# [Given request]
Report every line in the listing that contains the string "screenshot".

# [Input for this task]
◆ ◆ ◆ ◆ ◆ ◆ ◆

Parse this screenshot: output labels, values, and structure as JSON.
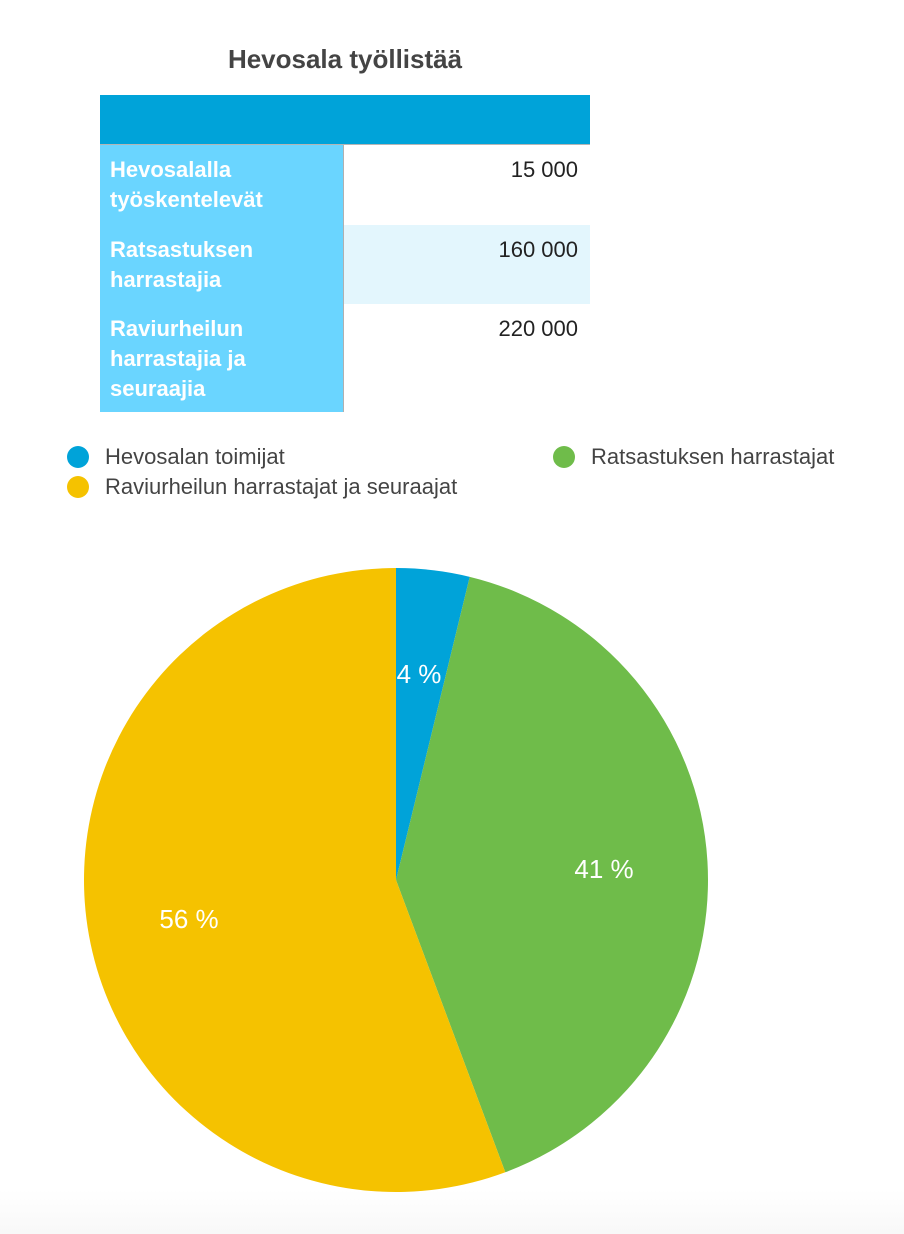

◆ ◆ ◆ ◆ ◆ ◆ ◆

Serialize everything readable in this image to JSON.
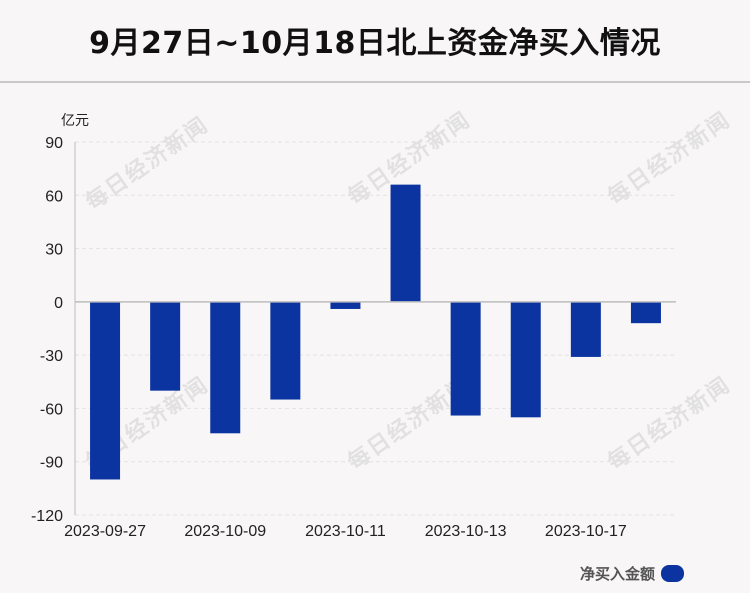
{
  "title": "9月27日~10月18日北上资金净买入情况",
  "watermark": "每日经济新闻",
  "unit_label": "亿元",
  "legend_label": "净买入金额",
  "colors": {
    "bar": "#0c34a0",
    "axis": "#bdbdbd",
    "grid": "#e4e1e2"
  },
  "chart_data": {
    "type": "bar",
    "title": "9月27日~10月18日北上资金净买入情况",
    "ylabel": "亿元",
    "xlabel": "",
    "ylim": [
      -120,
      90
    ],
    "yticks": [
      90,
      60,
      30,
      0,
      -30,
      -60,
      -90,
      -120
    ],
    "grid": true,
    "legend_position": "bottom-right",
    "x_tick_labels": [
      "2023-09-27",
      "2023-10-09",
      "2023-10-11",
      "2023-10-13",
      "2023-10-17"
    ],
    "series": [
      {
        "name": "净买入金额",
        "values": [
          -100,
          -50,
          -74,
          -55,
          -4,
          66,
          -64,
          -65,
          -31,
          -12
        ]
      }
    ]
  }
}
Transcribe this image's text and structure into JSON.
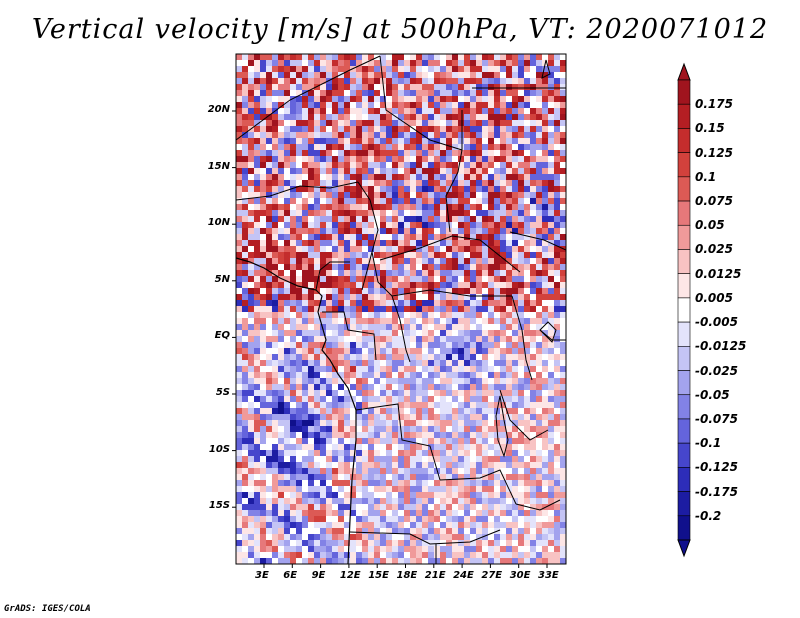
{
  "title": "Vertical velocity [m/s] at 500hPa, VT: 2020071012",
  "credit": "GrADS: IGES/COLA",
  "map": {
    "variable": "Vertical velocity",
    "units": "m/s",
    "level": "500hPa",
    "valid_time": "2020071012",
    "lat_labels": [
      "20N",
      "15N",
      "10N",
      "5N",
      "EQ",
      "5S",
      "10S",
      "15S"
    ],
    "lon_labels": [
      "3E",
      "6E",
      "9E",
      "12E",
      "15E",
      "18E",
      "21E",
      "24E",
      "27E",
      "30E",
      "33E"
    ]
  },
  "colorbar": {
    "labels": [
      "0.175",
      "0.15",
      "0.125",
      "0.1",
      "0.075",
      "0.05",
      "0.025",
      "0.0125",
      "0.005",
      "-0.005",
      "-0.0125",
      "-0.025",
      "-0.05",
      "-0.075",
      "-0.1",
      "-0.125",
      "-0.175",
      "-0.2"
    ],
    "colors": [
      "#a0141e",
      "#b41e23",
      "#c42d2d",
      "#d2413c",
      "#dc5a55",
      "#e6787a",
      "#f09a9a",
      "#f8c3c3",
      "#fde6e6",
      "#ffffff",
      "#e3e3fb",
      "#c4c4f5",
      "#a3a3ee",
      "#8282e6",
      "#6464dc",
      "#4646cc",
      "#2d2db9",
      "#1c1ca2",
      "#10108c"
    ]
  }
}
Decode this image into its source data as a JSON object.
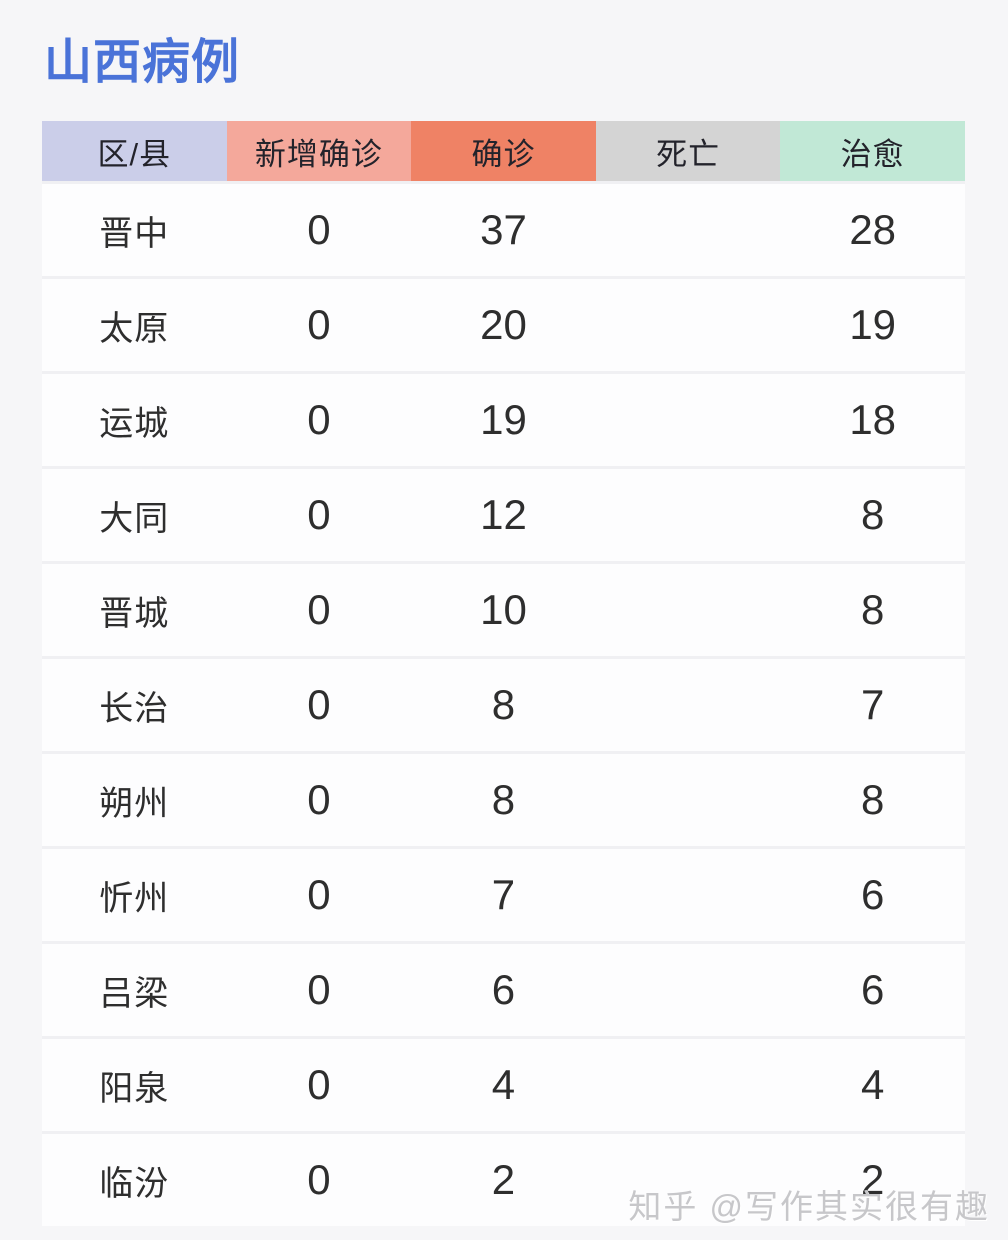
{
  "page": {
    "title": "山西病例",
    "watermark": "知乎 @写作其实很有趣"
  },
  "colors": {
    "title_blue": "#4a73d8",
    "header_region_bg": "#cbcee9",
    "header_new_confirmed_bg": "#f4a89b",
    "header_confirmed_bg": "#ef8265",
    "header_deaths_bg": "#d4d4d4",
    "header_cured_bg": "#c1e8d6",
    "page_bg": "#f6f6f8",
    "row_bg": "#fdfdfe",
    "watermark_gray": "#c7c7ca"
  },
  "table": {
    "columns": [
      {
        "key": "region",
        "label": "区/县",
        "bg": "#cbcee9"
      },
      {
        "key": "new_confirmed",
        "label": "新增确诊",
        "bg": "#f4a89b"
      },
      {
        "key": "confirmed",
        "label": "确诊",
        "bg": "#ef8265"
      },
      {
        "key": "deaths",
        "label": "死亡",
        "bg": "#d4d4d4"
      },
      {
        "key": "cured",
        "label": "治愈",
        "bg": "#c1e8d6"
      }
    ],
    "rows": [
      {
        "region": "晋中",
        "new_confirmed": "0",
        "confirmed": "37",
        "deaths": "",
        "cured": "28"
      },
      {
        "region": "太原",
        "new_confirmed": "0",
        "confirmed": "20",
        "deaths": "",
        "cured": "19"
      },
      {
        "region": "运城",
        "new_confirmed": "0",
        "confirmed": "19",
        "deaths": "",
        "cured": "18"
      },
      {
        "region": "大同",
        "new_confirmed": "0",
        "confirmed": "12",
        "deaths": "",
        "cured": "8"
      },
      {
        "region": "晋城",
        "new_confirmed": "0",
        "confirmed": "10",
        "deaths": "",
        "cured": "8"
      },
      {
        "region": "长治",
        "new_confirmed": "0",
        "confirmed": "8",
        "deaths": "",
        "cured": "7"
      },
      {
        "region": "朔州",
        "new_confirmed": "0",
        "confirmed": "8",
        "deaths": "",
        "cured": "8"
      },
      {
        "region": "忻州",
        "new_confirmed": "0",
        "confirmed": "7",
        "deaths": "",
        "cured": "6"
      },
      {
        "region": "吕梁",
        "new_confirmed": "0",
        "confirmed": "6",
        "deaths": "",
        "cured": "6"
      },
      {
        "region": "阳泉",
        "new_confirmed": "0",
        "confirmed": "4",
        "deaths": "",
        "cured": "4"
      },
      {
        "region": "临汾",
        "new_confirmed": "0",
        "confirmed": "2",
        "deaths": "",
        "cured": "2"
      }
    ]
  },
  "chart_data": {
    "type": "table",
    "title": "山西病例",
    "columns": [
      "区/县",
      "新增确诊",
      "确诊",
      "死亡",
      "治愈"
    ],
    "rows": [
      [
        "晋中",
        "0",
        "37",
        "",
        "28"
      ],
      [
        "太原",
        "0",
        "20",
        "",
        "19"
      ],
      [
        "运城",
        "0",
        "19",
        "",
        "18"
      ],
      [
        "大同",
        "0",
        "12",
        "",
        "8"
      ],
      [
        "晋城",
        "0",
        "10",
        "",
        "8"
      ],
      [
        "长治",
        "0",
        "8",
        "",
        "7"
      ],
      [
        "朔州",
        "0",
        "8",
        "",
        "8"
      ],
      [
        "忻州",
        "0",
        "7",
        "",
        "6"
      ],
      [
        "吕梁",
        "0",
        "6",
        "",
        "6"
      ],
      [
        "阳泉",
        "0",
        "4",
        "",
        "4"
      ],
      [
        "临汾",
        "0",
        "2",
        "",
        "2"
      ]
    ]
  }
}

◆ ◆ ◆ ◆ ◆ ◆ ◆

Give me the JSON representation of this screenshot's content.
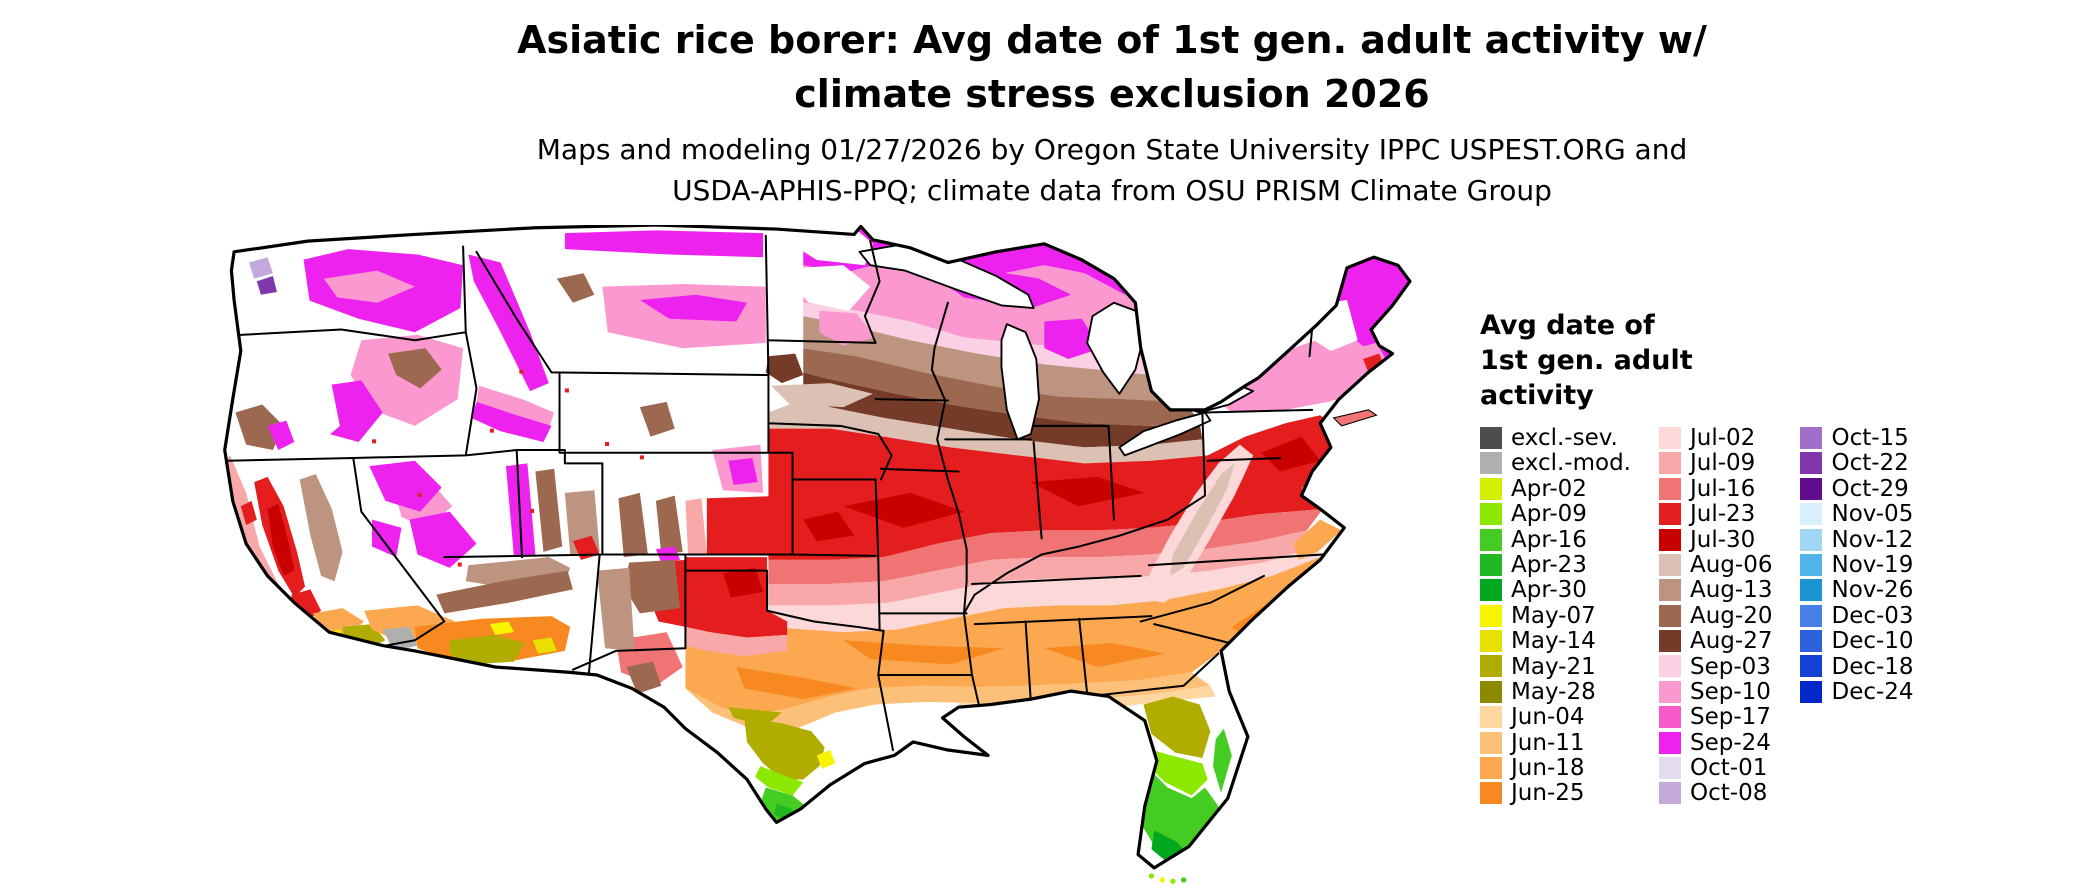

◆ ◆ ◆ ◆ ◆ ◆ ◆

# [Exercise answer]
Parse this screenshot: output labels, values, and structure as JSON.
Give me the JSON representation of this screenshot's content.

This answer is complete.